MATERIAL PROVIDED —
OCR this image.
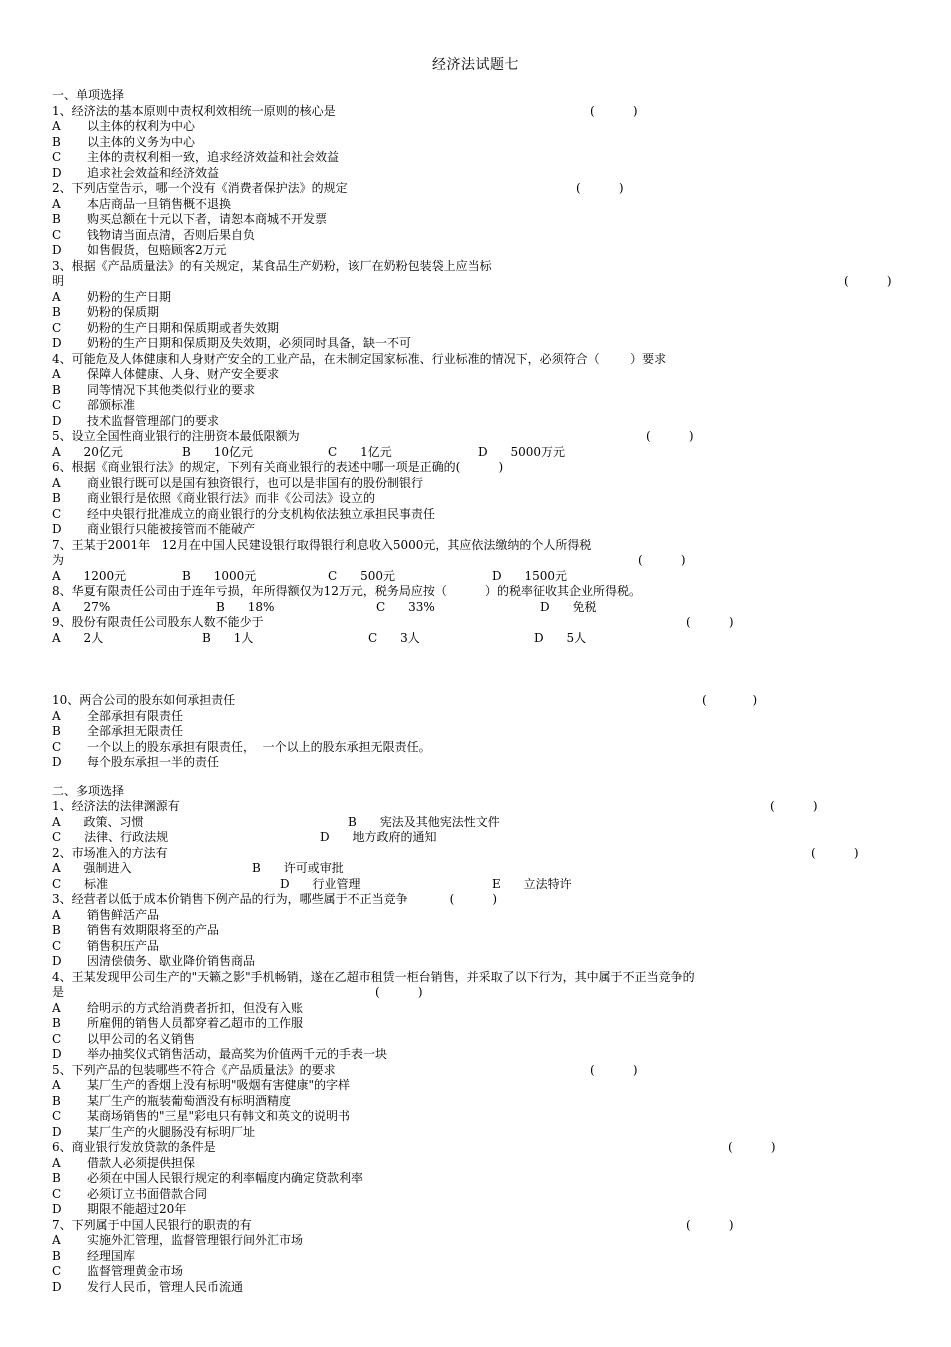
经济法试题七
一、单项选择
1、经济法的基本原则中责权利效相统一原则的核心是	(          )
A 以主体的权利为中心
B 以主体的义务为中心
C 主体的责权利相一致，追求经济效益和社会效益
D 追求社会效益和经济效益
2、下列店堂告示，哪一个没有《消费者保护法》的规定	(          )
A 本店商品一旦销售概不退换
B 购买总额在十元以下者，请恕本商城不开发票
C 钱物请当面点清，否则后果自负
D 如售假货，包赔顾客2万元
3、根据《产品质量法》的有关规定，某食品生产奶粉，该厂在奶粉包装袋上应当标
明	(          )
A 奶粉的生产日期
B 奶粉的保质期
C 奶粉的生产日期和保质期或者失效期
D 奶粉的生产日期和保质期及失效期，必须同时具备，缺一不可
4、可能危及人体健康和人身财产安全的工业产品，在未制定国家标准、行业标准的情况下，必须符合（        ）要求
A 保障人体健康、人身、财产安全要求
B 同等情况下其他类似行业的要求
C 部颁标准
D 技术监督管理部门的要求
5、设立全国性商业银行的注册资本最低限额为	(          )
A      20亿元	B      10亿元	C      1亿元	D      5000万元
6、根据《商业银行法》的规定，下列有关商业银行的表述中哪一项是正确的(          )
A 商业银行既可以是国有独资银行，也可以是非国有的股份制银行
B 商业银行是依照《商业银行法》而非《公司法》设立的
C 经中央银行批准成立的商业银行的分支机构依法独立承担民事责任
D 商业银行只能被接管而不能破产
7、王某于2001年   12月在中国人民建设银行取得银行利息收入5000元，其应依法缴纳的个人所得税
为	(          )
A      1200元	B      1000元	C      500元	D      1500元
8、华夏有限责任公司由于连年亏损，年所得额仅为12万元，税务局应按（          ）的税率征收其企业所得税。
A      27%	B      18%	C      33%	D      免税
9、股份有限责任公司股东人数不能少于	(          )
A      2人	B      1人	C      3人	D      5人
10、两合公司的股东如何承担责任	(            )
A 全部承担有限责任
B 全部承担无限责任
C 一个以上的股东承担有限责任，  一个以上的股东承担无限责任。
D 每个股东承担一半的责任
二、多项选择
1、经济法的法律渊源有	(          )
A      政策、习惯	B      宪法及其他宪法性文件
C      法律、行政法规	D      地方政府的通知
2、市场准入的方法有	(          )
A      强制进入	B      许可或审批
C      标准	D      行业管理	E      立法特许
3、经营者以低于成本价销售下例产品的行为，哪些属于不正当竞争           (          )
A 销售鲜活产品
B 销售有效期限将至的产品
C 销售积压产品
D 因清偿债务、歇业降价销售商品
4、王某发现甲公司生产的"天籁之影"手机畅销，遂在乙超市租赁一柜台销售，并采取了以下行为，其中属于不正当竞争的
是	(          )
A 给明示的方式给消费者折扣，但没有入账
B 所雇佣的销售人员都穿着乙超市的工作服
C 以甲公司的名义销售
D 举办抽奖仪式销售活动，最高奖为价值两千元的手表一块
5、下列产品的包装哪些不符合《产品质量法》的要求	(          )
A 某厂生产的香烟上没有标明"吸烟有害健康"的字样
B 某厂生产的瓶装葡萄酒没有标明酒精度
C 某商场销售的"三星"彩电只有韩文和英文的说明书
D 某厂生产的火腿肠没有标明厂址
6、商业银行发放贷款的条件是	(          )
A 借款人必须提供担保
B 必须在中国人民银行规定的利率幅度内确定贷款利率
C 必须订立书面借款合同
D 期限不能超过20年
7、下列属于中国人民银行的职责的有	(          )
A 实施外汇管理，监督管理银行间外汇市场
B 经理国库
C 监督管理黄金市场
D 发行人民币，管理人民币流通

--

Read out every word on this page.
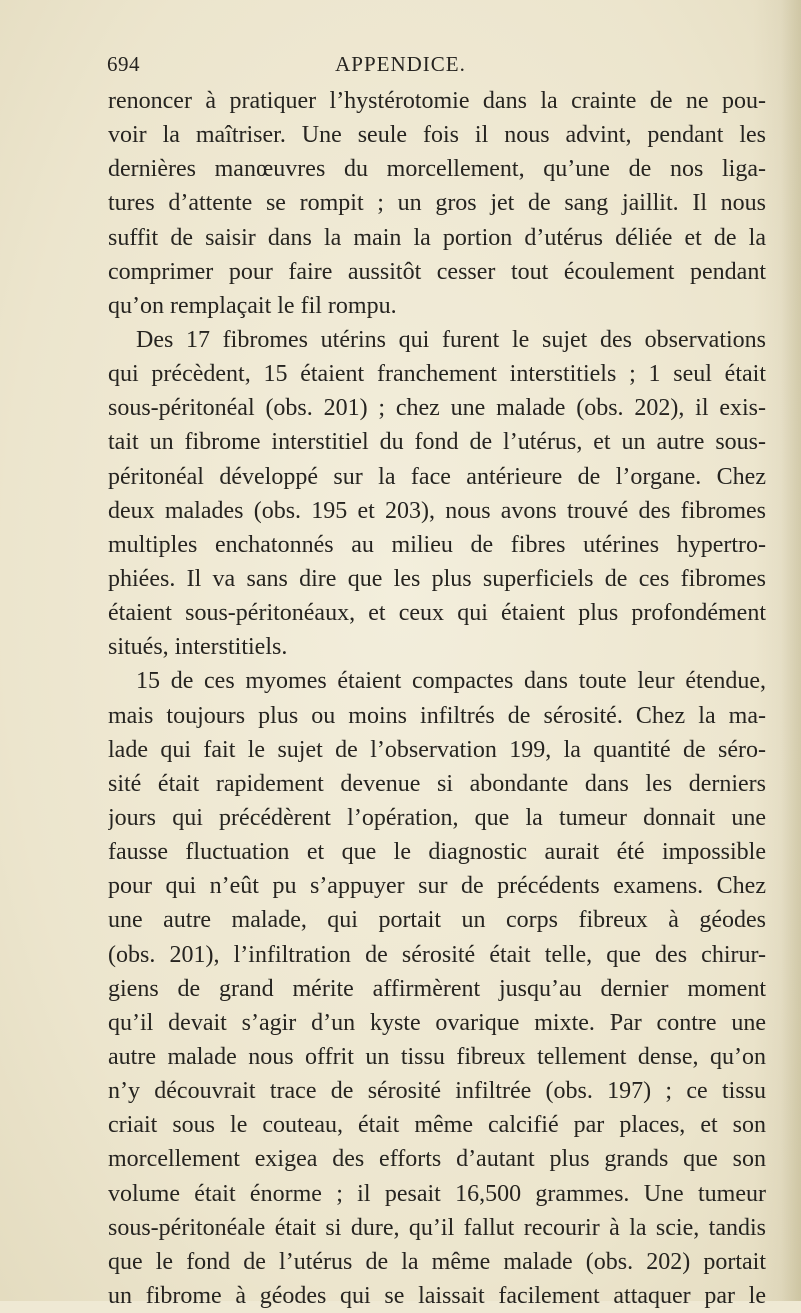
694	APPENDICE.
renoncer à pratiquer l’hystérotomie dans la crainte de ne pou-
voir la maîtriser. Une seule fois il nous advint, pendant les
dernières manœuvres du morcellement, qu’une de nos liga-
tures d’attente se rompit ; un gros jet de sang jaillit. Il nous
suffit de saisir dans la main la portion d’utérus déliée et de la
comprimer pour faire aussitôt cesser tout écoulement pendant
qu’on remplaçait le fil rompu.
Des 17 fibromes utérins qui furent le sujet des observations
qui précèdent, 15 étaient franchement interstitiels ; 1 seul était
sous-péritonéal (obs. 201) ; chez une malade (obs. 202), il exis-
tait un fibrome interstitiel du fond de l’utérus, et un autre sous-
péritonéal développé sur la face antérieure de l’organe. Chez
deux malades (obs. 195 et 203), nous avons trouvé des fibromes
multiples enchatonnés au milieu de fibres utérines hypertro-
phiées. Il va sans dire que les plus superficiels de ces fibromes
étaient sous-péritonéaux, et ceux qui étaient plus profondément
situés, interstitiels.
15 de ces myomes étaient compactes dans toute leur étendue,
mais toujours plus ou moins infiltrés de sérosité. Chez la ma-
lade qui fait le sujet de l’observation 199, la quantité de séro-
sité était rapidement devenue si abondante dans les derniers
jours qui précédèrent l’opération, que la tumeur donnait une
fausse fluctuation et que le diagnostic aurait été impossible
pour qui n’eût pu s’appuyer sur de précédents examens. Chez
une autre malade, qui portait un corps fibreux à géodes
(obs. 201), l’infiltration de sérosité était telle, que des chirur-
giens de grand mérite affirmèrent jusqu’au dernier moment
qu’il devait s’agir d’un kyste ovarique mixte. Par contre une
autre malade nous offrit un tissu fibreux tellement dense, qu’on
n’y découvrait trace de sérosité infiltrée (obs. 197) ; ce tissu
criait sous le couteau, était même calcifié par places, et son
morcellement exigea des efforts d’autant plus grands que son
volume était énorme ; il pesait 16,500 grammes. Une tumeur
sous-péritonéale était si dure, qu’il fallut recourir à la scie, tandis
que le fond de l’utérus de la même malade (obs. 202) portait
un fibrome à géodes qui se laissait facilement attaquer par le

SHORT EXERCISE — Scan the data for the word "fibromes" and copy every line where it shows up.

WRITTEN ANSWER —
Des 17 fibromes utérins qui furent le sujet des observations
deux malades (obs. 195 et 203), nous avons trouvé des fibromes
phiées. Il va sans dire que les plus superficiels de ces fibromes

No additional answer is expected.